→ **SHORT EXERCISE**
Type out the data exactly as given. Skip any image.

### LISTING ###

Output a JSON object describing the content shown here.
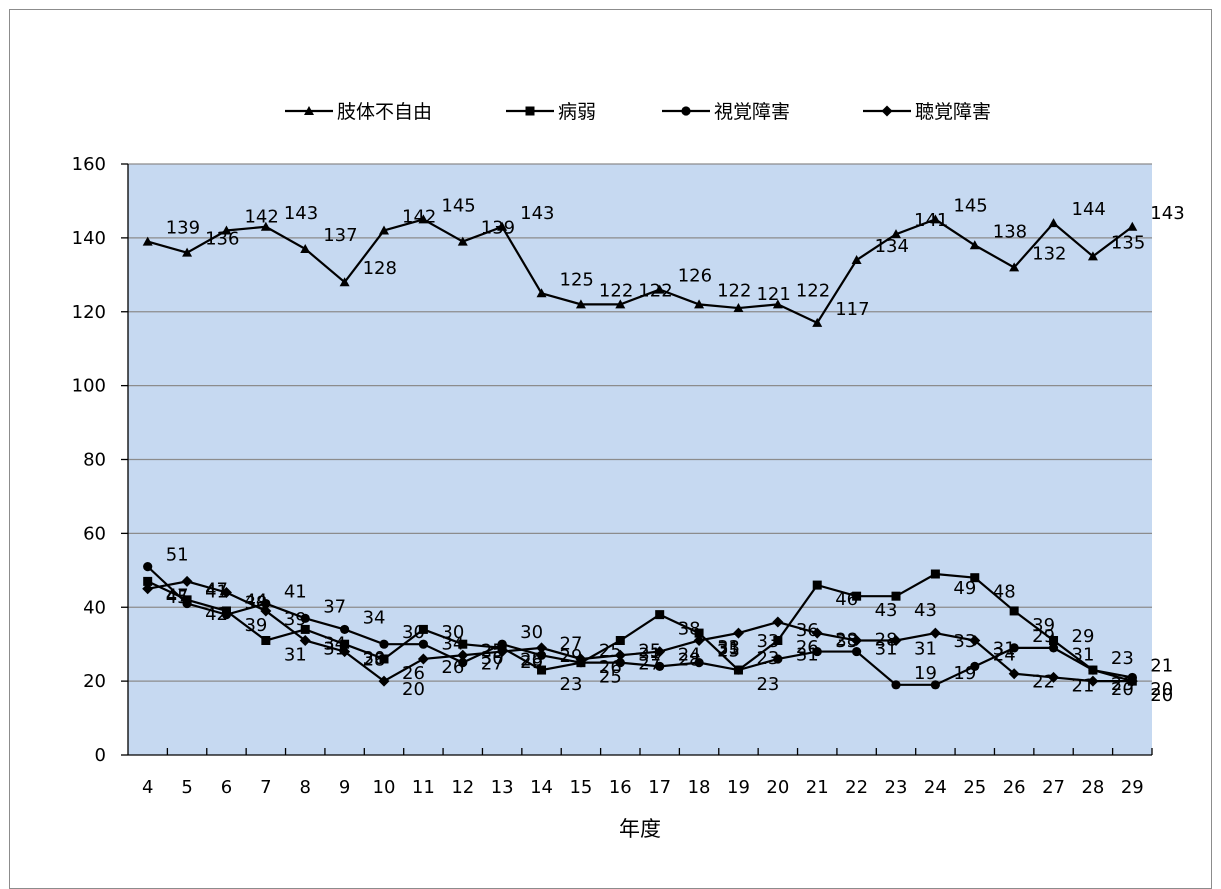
{
  "chart_data": {
    "type": "line",
    "categories": [
      "4",
      "5",
      "6",
      "7",
      "8",
      "9",
      "10",
      "11",
      "12",
      "13",
      "14",
      "15",
      "16",
      "17",
      "18",
      "19",
      "20",
      "21",
      "22",
      "23",
      "24",
      "25",
      "26",
      "27",
      "28",
      "29"
    ],
    "xlabel": "年度",
    "ylabel": "",
    "ylim": [
      0,
      160
    ],
    "yticks": [
      0,
      20,
      40,
      60,
      80,
      100,
      120,
      140,
      160
    ],
    "grid": true,
    "legend": "top",
    "plot_background": "#c6d9f1",
    "series": [
      {
        "name": "肢体不自由",
        "marker": "triangle",
        "values": [
          139,
          136,
          142,
          143,
          137,
          128,
          142,
          145,
          139,
          143,
          125,
          122,
          122,
          126,
          122,
          121,
          122,
          117,
          134,
          141,
          145,
          138,
          132,
          144,
          135,
          143
        ]
      },
      {
        "name": "病弱",
        "marker": "square",
        "values": [
          47,
          42,
          39,
          31,
          34,
          30,
          26,
          34,
          30,
          29,
          23,
          25,
          31,
          38,
          33,
          23,
          31,
          46,
          43,
          43,
          49,
          48,
          39,
          31,
          23,
          20
        ]
      },
      {
        "name": "視覚障害",
        "marker": "circle",
        "values": [
          51,
          41,
          38,
          41,
          37,
          34,
          30,
          30,
          25,
          30,
          27,
          25,
          25,
          24,
          25,
          23,
          26,
          28,
          28,
          19,
          19,
          24,
          29,
          29,
          23,
          21
        ]
      },
      {
        "name": "聴覚障害",
        "marker": "diamond",
        "values": [
          45,
          47,
          44,
          39,
          31,
          28,
          20,
          26,
          27,
          28,
          29,
          26,
          27,
          28,
          31,
          33,
          36,
          33,
          31,
          31,
          33,
          31,
          22,
          21,
          20,
          20
        ]
      }
    ]
  }
}
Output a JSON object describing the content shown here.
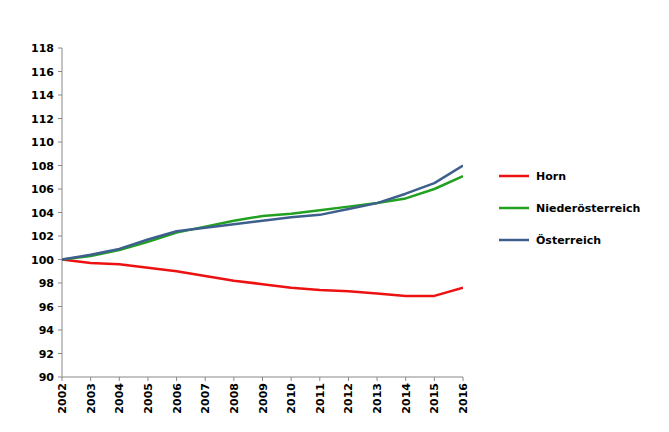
{
  "chart_data": {
    "type": "line",
    "categories": [
      "2002",
      "2003",
      "2004",
      "2005",
      "2006",
      "2007",
      "2008",
      "2009",
      "2010",
      "2011",
      "2012",
      "2013",
      "2014",
      "2015",
      "2016"
    ],
    "series": [
      {
        "name": "Horn",
        "color": "#ee1111",
        "values": [
          100,
          99.7,
          99.6,
          99.3,
          99.0,
          98.6,
          98.2,
          97.9,
          97.6,
          97.4,
          97.3,
          97.1,
          96.9,
          96.9,
          97.6
        ]
      },
      {
        "name": "Niederösterreich",
        "color": "#22a022",
        "values": [
          100,
          100.3,
          100.8,
          101.5,
          102.3,
          102.8,
          103.3,
          103.7,
          103.9,
          104.2,
          104.5,
          104.8,
          105.2,
          106.0,
          107.1
        ]
      },
      {
        "name": "Österreich",
        "color": "#3d5f8e",
        "values": [
          100,
          100.4,
          100.9,
          101.7,
          102.4,
          102.7,
          103.0,
          103.3,
          103.6,
          103.8,
          104.3,
          104.8,
          105.6,
          106.5,
          108.0
        ]
      }
    ],
    "ylim": [
      90,
      118
    ],
    "yticks": [
      90,
      92,
      94,
      96,
      98,
      100,
      102,
      104,
      106,
      108,
      110,
      112,
      114,
      116,
      118
    ],
    "grid": false,
    "legend": "right"
  }
}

###

→ **RESULT OF THIS EXERCISE**
Output a JSON object describing the content shown here.
{
  "chart_data": {
    "type": "line",
    "categories": [
      "4",
      "5",
      "6",
      "7",
      "8",
      "9",
      "10",
      "11",
      "12",
      "13",
      "14",
      "15",
      "16",
      "17",
      "18",
      "19",
      "20",
      "21",
      "22",
      "23",
      "24",
      "25",
      "26",
      "27",
      "28",
      "29"
    ],
    "xlabel": "年度",
    "ylabel": "",
    "ylim": [
      0,
      160
    ],
    "yticks": [
      0,
      20,
      40,
      60,
      80,
      100,
      120,
      140,
      160
    ],
    "grid": true,
    "legend": "top",
    "plot_background": "#c6d9f1",
    "series": [
      {
        "name": "肢体不自由",
        "marker": "triangle",
        "values": [
          139,
          136,
          142,
          143,
          137,
          128,
          142,
          145,
          139,
          143,
          125,
          122,
          122,
          126,
          122,
          121,
          122,
          117,
          134,
          141,
          145,
          138,
          132,
          144,
          135,
          143
        ]
      },
      {
        "name": "病弱",
        "marker": "square",
        "values": [
          47,
          42,
          39,
          31,
          34,
          30,
          26,
          34,
          30,
          29,
          23,
          25,
          31,
          38,
          33,
          23,
          31,
          46,
          43,
          43,
          49,
          48,
          39,
          31,
          23,
          20
        ]
      },
      {
        "name": "視覚障害",
        "marker": "circle",
        "values": [
          51,
          41,
          38,
          41,
          37,
          34,
          30,
          30,
          25,
          30,
          27,
          25,
          25,
          24,
          25,
          23,
          26,
          28,
          28,
          19,
          19,
          24,
          29,
          29,
          23,
          21
        ]
      },
      {
        "name": "聴覚障害",
        "marker": "diamond",
        "values": [
          45,
          47,
          44,
          39,
          31,
          28,
          20,
          26,
          27,
          28,
          29,
          26,
          27,
          28,
          31,
          33,
          36,
          33,
          31,
          31,
          33,
          31,
          22,
          21,
          20,
          20
        ]
      }
    ]
  }
}
Output a JSON object describing the content shown here.
{
  "chart_data": {
    "type": "line",
    "categories": [
      "2002",
      "2003",
      "2004",
      "2005",
      "2006",
      "2007",
      "2008",
      "2009",
      "2010",
      "2011",
      "2012",
      "2013",
      "2014",
      "2015",
      "2016"
    ],
    "series": [
      {
        "name": "Horn",
        "color": "#ee1111",
        "values": [
          100,
          99.7,
          99.6,
          99.3,
          99.0,
          98.6,
          98.2,
          97.9,
          97.6,
          97.4,
          97.3,
          97.1,
          96.9,
          96.9,
          97.6
        ]
      },
      {
        "name": "Niederösterreich",
        "color": "#22a022",
        "values": [
          100,
          100.3,
          100.8,
          101.5,
          102.3,
          102.8,
          103.3,
          103.7,
          103.9,
          104.2,
          104.5,
          104.8,
          105.2,
          106.0,
          107.1
        ]
      },
      {
        "name": "Österreich",
        "color": "#3d5f8e",
        "values": [
          100,
          100.4,
          100.9,
          101.7,
          102.4,
          102.7,
          103.0,
          103.3,
          103.6,
          103.8,
          104.3,
          104.8,
          105.6,
          106.5,
          108.0
        ]
      }
    ],
    "ylim": [
      90,
      118
    ],
    "yticks": [
      90,
      92,
      94,
      96,
      98,
      100,
      102,
      104,
      106,
      108,
      110,
      112,
      114,
      116,
      118
    ],
    "grid": false,
    "legend": "right"
  }
}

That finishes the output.